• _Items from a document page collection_
= = =

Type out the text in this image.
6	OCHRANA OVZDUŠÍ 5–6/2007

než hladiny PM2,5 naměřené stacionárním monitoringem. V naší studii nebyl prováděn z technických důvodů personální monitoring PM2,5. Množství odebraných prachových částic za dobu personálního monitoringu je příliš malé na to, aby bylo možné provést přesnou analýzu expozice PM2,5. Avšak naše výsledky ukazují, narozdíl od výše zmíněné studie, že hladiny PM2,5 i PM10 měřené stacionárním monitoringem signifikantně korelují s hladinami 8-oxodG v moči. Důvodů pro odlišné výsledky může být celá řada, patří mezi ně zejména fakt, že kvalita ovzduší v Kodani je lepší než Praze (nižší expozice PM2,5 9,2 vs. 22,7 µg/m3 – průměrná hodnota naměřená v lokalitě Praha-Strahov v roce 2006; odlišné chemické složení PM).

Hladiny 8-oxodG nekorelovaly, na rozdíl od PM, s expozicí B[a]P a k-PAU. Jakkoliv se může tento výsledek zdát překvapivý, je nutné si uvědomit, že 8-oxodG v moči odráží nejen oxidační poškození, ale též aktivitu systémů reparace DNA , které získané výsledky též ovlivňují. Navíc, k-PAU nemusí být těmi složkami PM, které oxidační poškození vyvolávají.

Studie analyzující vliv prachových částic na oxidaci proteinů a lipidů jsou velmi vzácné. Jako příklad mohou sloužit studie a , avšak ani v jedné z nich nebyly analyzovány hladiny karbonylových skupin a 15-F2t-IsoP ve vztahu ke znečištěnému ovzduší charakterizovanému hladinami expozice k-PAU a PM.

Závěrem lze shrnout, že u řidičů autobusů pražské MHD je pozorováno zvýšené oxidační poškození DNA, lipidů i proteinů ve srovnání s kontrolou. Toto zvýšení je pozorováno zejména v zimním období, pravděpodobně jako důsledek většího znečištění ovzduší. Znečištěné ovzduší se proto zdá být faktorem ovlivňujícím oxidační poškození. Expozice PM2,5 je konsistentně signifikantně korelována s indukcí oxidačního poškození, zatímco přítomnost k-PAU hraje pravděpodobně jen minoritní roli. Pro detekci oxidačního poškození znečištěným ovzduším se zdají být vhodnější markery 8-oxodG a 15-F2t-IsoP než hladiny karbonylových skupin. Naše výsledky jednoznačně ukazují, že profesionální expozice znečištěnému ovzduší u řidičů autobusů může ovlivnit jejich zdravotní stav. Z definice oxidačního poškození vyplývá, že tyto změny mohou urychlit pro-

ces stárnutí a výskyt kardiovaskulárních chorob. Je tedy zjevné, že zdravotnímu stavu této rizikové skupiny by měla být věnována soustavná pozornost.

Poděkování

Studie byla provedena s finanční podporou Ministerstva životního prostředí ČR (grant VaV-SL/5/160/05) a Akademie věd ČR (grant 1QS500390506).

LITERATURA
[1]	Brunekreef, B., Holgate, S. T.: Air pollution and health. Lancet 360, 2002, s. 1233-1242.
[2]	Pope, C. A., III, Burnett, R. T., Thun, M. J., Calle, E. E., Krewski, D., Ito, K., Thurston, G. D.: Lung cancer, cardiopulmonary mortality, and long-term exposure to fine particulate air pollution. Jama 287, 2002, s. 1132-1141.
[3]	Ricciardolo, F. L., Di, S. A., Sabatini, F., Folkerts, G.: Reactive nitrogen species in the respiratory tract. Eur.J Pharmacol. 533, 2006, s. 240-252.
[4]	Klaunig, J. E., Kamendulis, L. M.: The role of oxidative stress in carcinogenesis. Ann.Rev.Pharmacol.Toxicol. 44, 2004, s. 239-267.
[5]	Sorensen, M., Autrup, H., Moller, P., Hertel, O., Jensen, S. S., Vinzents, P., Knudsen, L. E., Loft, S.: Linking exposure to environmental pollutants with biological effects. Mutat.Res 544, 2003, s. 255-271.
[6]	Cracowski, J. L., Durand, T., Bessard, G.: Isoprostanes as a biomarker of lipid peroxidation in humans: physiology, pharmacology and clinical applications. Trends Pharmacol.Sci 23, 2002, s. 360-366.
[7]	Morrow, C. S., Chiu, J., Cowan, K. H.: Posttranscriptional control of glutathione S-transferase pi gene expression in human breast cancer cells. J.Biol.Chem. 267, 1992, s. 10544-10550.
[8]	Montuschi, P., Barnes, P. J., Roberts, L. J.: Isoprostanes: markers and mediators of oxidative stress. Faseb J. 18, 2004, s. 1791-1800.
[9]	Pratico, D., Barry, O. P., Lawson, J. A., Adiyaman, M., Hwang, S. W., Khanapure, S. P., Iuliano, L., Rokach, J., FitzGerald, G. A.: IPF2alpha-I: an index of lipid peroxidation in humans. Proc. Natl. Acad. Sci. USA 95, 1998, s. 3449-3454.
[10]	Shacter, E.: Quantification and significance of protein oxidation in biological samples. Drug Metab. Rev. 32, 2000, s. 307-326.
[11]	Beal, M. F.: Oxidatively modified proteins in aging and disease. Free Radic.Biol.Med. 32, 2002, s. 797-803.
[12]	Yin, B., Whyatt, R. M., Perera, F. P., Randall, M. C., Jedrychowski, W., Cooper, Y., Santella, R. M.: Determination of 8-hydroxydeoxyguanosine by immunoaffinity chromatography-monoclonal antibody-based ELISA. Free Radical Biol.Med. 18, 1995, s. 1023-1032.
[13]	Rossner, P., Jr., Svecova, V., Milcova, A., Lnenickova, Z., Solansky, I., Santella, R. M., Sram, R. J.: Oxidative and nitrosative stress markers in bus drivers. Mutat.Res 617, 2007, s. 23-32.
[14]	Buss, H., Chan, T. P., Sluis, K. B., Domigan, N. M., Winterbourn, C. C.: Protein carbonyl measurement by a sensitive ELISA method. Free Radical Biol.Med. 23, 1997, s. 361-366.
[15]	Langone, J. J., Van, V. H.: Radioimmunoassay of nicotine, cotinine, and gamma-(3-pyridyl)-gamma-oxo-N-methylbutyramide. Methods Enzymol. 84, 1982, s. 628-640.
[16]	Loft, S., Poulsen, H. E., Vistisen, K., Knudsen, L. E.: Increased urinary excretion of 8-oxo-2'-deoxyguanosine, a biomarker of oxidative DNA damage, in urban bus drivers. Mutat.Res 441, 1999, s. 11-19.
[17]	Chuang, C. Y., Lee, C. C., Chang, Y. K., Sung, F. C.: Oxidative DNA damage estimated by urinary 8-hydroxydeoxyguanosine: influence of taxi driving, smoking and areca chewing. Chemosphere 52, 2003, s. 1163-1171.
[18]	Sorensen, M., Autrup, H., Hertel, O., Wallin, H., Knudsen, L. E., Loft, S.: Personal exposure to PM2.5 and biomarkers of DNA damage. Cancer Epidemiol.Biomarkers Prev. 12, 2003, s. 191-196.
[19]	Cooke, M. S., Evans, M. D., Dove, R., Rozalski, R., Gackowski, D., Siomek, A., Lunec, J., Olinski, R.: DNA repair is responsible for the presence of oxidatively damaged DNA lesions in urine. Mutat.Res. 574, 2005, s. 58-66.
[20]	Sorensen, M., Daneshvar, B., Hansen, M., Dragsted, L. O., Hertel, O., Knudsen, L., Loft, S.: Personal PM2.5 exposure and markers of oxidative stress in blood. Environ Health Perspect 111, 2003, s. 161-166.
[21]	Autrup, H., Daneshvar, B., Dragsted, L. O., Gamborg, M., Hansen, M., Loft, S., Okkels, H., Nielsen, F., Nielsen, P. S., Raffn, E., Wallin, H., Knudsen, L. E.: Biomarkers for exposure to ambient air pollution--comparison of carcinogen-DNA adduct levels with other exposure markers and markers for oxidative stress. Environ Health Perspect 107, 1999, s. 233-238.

= = =

• _Exercise description_
Pull out all lines of the data with the string "Daneshvar".

• _Answer box_
[20]	Sorensen, M., Daneshvar, B., Hansen, M., Dragsted, L. O., Hertel, O., Knudsen, L., Loft, S.: Personal PM2.5 exposure and markers of oxidative stress in blood. Environ Health Perspect 111, 2003, s. 161-166.
[21]	Autrup, H., Daneshvar, B., Dragsted, L. O., Gamborg, M., Hansen, M., Loft, S., Okkels, H., Nielsen, F., Nielsen, P. S., Raffn, E., Wallin, H., Knudsen, L. E.: Biomarkers for exposure to ambient air pollution--comparison of carcinogen-DNA adduct levels with other exposure markers and markers for oxidative stress. Environ Health Perspect 107, 1999, s. 233-238.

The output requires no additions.